== Supplied information ==

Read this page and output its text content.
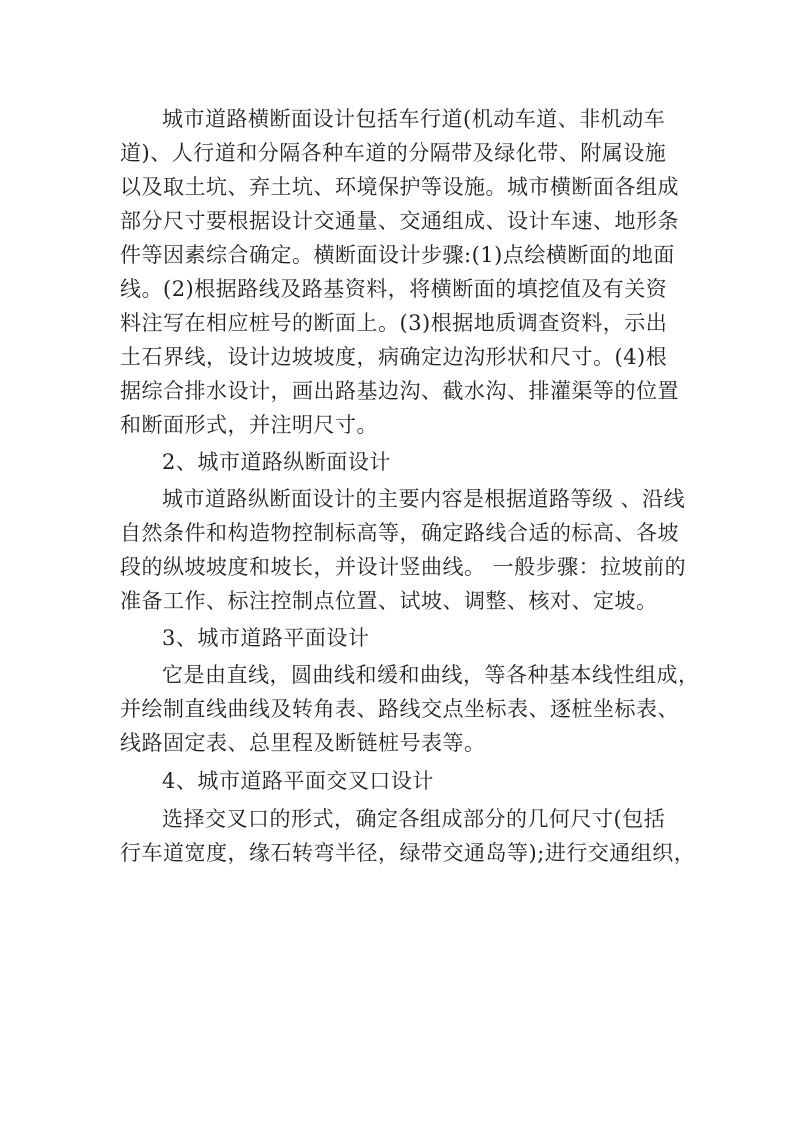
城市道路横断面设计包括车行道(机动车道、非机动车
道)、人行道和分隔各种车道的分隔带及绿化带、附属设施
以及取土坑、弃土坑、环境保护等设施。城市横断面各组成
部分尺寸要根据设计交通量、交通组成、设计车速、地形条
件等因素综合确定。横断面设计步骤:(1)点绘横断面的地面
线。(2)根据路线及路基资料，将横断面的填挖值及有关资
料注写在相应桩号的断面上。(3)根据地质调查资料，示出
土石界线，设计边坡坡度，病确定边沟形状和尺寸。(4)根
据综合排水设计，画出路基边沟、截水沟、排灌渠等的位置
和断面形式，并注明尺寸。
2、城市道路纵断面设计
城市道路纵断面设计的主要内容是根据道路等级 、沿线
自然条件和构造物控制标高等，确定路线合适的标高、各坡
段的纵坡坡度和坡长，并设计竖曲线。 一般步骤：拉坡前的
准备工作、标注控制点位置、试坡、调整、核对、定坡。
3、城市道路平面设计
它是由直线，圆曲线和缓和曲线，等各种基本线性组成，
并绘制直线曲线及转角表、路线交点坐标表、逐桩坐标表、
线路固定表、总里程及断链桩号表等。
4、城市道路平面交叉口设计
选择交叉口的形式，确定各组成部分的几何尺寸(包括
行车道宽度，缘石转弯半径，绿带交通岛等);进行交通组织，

===

### Problem statement
Transcribe the records above exactly, omitting every picture they contain.

### Task result
Read this page and output its text content.
城市道路横断面设计包括车行道(机动车道、非机动车
道)、人行道和分隔各种车道的分隔带及绿化带、附属设施
以及取土坑、弃土坑、环境保护等设施。城市横断面各组成
部分尺寸要根据设计交通量、交通组成、设计车速、地形条
件等因素综合确定。横断面设计步骤:(1)点绘横断面的地面
线。(2)根据路线及路基资料，将横断面的填挖值及有关资
料注写在相应桩号的断面上。(3)根据地质调查资料，示出
土石界线，设计边坡坡度，病确定边沟形状和尺寸。(4)根
据综合排水设计，画出路基边沟、截水沟、排灌渠等的位置
和断面形式，并注明尺寸。
2、城市道路纵断面设计
城市道路纵断面设计的主要内容是根据道路等级 、沿线
自然条件和构造物控制标高等，确定路线合适的标高、各坡
段的纵坡坡度和坡长，并设计竖曲线。 一般步骤：拉坡前的
准备工作、标注控制点位置、试坡、调整、核对、定坡。
3、城市道路平面设计
它是由直线，圆曲线和缓和曲线，等各种基本线性组成，
并绘制直线曲线及转角表、路线交点坐标表、逐桩坐标表、
线路固定表、总里程及断链桩号表等。
4、城市道路平面交叉口设计
选择交叉口的形式，确定各组成部分的几何尺寸(包括
行车道宽度，缘石转弯半径，绿带交通岛等);进行交通组织，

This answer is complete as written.